Dataset records

* * *

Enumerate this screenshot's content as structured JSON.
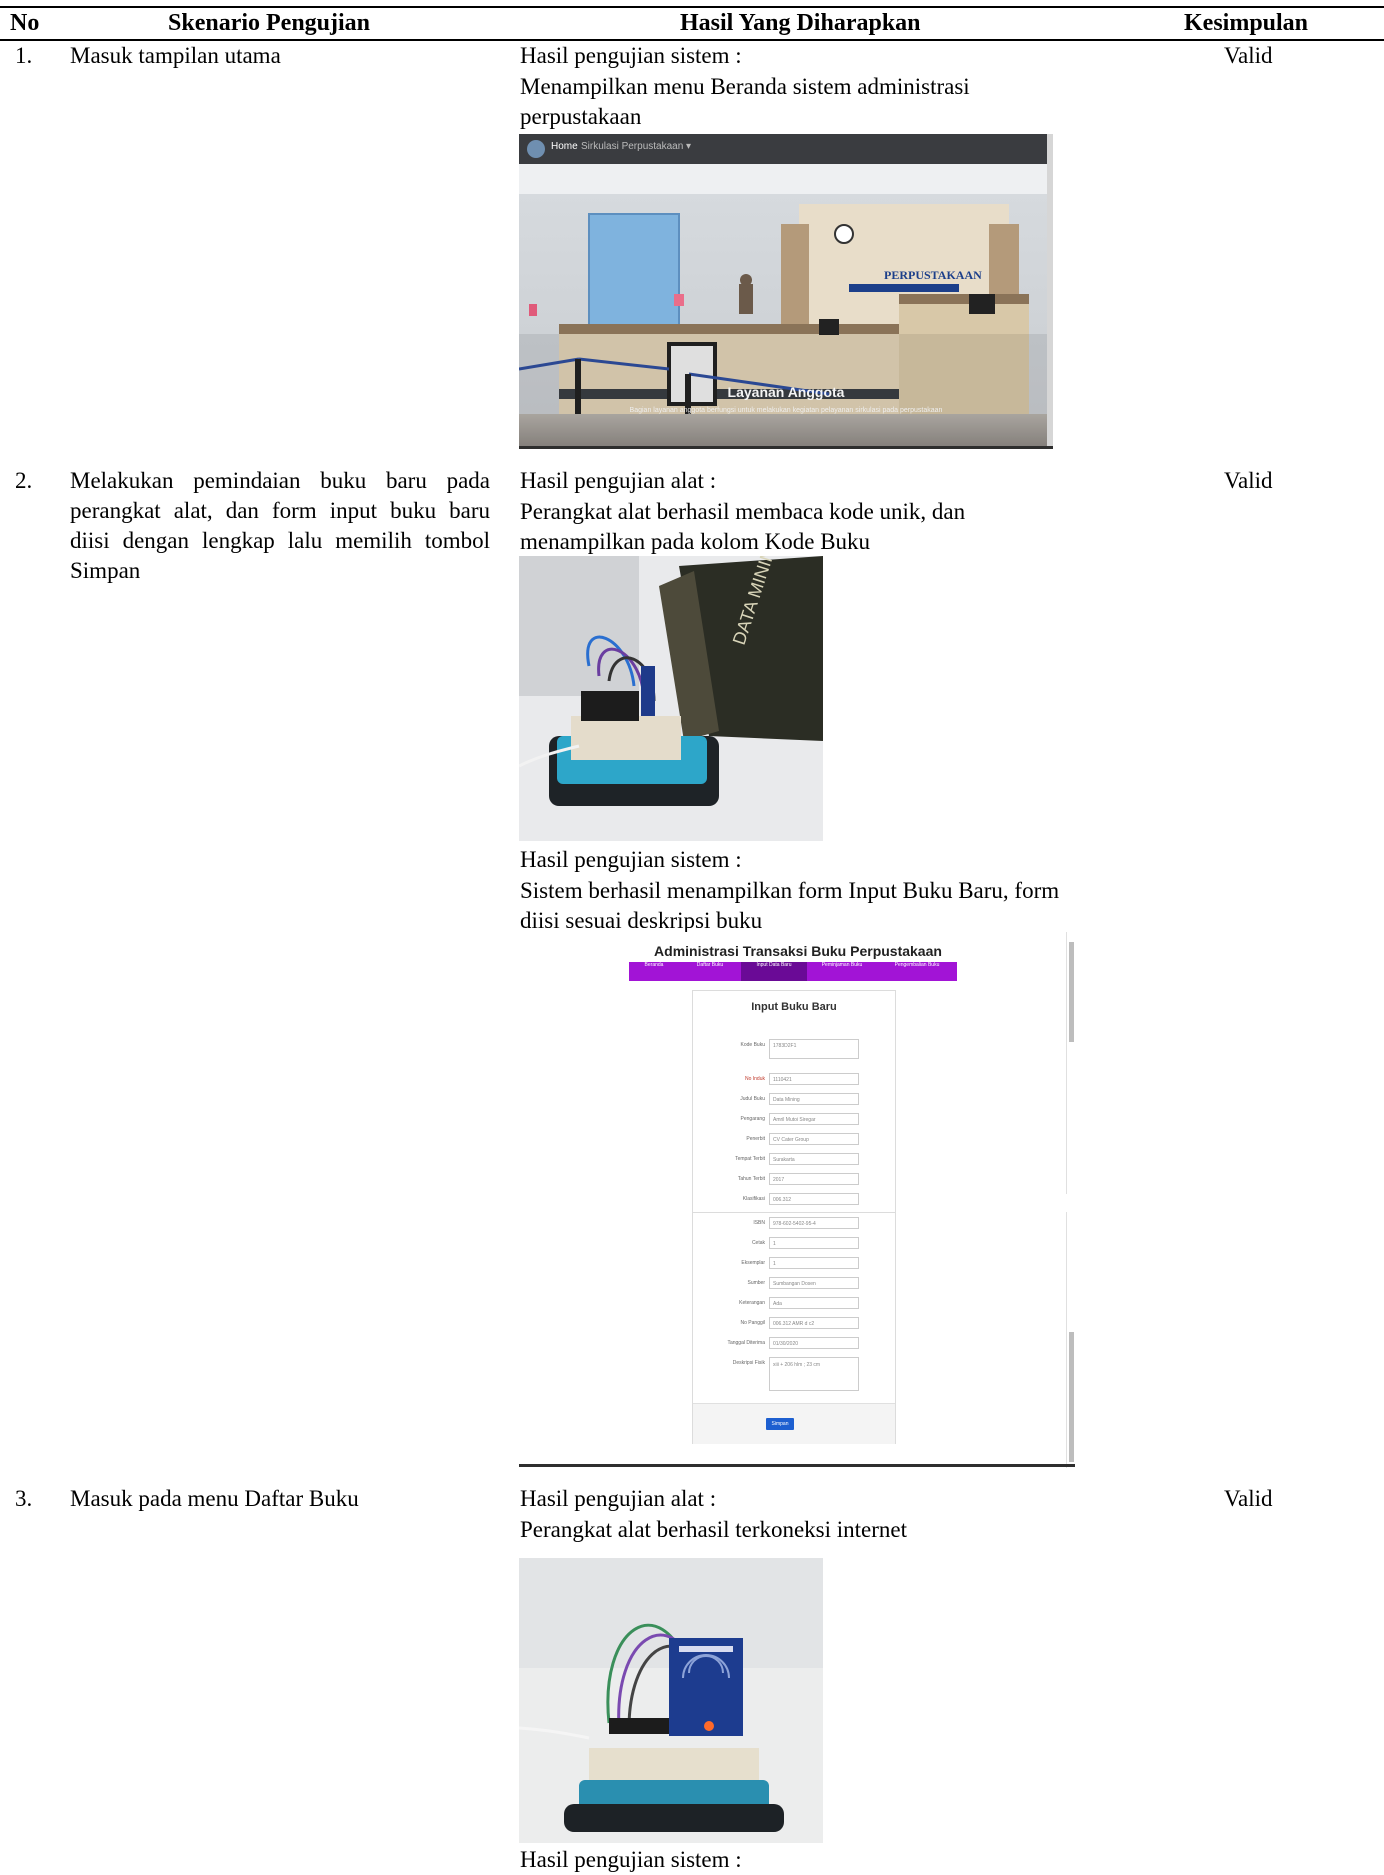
{
  "header": {
    "no": "No",
    "scenario": "Skenario Pengujian",
    "expected": "Hasil Yang Diharapkan",
    "conclusion": "Kesimpulan"
  },
  "rows": [
    {
      "no": "1.",
      "scenario": "Masuk tampilan utama",
      "results": [
        {
          "title": "Hasil pengujian sistem :",
          "desc": "Menampilkan menu Beranda sistem administrasi perpustakaan"
        }
      ],
      "conclusion": "Valid"
    },
    {
      "no": "2.",
      "scenario": "Melakukan pemindaian buku baru pada perangkat alat, dan form input buku baru diisi dengan lengkap lalu memilih tombol Simpan",
      "results": [
        {
          "title": "Hasil pengujian alat :",
          "desc": "Perangkat alat berhasil membaca kode unik, dan menampilkan pada kolom Kode Buku"
        },
        {
          "title": "Hasil pengujian sistem :",
          "desc": "Sistem berhasil menampilkan form Input Buku Baru, form diisi sesuai deskripsi buku"
        }
      ],
      "conclusion": "Valid"
    },
    {
      "no": "3.",
      "scenario": "Masuk pada menu Daftar Buku",
      "results": [
        {
          "title": "Hasil pengujian alat :",
          "desc": "Perangkat alat berhasil terkoneksi internet"
        },
        {
          "title": "Hasil pengujian sistem :"
        }
      ],
      "conclusion": "Valid"
    }
  ],
  "screenshot_home": {
    "nav_home": "Home",
    "nav_menu": "Sirkulasi Perpustakaan ▾",
    "sign": "PERPUSTAKAAN",
    "caption": "Layanan Anggota",
    "subcaption": "Bagian layanan anggota berfungsi untuk melakukan kegiatan pelayanan sirkulasi pada perpustakaan"
  },
  "photo_book": {
    "cover": "DATA MINING"
  },
  "screenshot_form": {
    "title": "Administrasi Transaksi Buku Perpustakaan",
    "tabs": [
      "Beranda",
      "Daftar Buku",
      "Input Data Baru",
      "Peminjaman Buku",
      "Pengembalian Buku"
    ],
    "card_title": "Input Buku Baru",
    "fields_top": [
      {
        "label": "Kode Buku",
        "value": "1783D2F1"
      },
      {
        "label": "No Induk",
        "value": "1110421"
      },
      {
        "label": "Judul Buku",
        "value": "Data Mining"
      },
      {
        "label": "Pengarang",
        "value": "Amril Mutoi Siregar"
      },
      {
        "label": "Penerbit",
        "value": "CV Cater Group"
      },
      {
        "label": "Tempat Terbit",
        "value": "Surakarta"
      },
      {
        "label": "Tahun Terbit",
        "value": "2017"
      },
      {
        "label": "Klasifikasi",
        "value": "006.312"
      }
    ],
    "fields_bottom": [
      {
        "label": "ISBN",
        "value": "978-602-5402-95-4"
      },
      {
        "label": "Cetak",
        "value": "1"
      },
      {
        "label": "Eksemplar",
        "value": "1"
      },
      {
        "label": "Sumber",
        "value": "Sumbangan Dosen"
      },
      {
        "label": "Keterangan",
        "value": "Ada"
      },
      {
        "label": "No Panggil",
        "value": "006.312 AMR d c2"
      },
      {
        "label": "Tanggal Diterima",
        "value": "01/30/2020"
      },
      {
        "label": "Deskripsi Fisik",
        "value": "xiii + 206 hlm ; 23 cm"
      }
    ],
    "save": "Simpan"
  }
}
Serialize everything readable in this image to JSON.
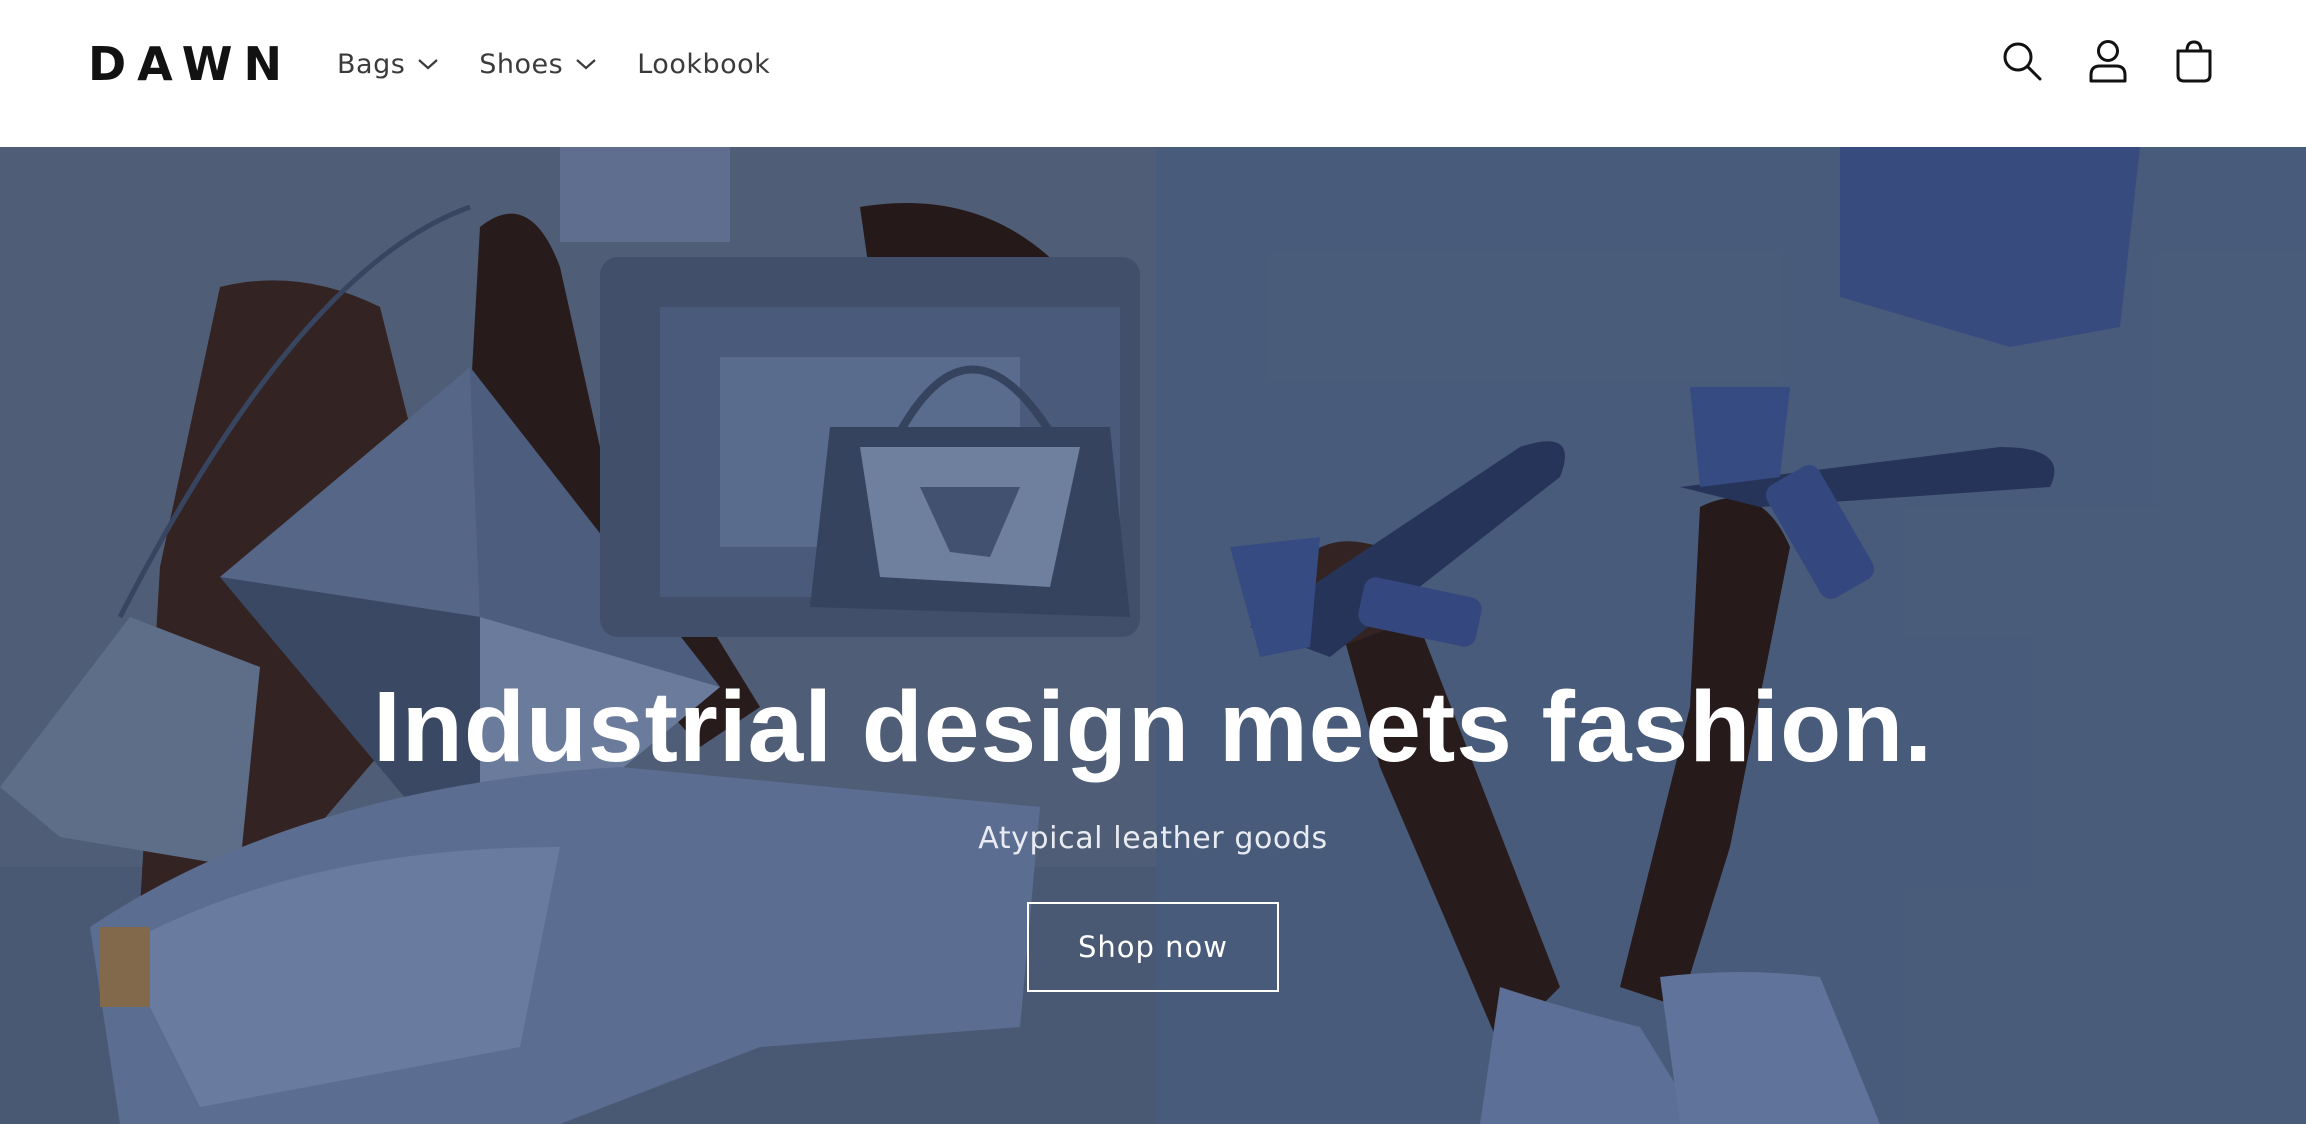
{
  "header": {
    "logo": "DAWN",
    "nav": [
      {
        "label": "Bags",
        "has_dropdown": true
      },
      {
        "label": "Shoes",
        "has_dropdown": true
      },
      {
        "label": "Lookbook",
        "has_dropdown": false
      }
    ],
    "icons": [
      "search-icon",
      "account-icon",
      "cart-icon"
    ]
  },
  "hero": {
    "title": "Industrial design meets fashion.",
    "subtitle": "Atypical leather goods",
    "button_label": "Shop now"
  },
  "colors": {
    "text_dark": "#121212",
    "nav_text": "#3b3b3b",
    "hero_bg": "#5a6c86",
    "hero_text": "#ffffff"
  }
}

* * *

Your task is to quote exactly the lines from the one with "Serialize everything readable" through the end of the material, both included, without reproducing any pictures.

**Correct output**
Serialize everything readable in this image to JSON.
{
  "header": {
    "logo": "DAWN",
    "nav": [
      {
        "label": "Bags",
        "has_dropdown": true
      },
      {
        "label": "Shoes",
        "has_dropdown": true
      },
      {
        "label": "Lookbook",
        "has_dropdown": false
      }
    ],
    "icons": [
      "search-icon",
      "account-icon",
      "cart-icon"
    ]
  },
  "hero": {
    "title": "Industrial design meets fashion.",
    "subtitle": "Atypical leather goods",
    "button_label": "Shop now"
  },
  "colors": {
    "text_dark": "#121212",
    "nav_text": "#3b3b3b",
    "hero_bg": "#5a6c86",
    "hero_text": "#ffffff"
  }
}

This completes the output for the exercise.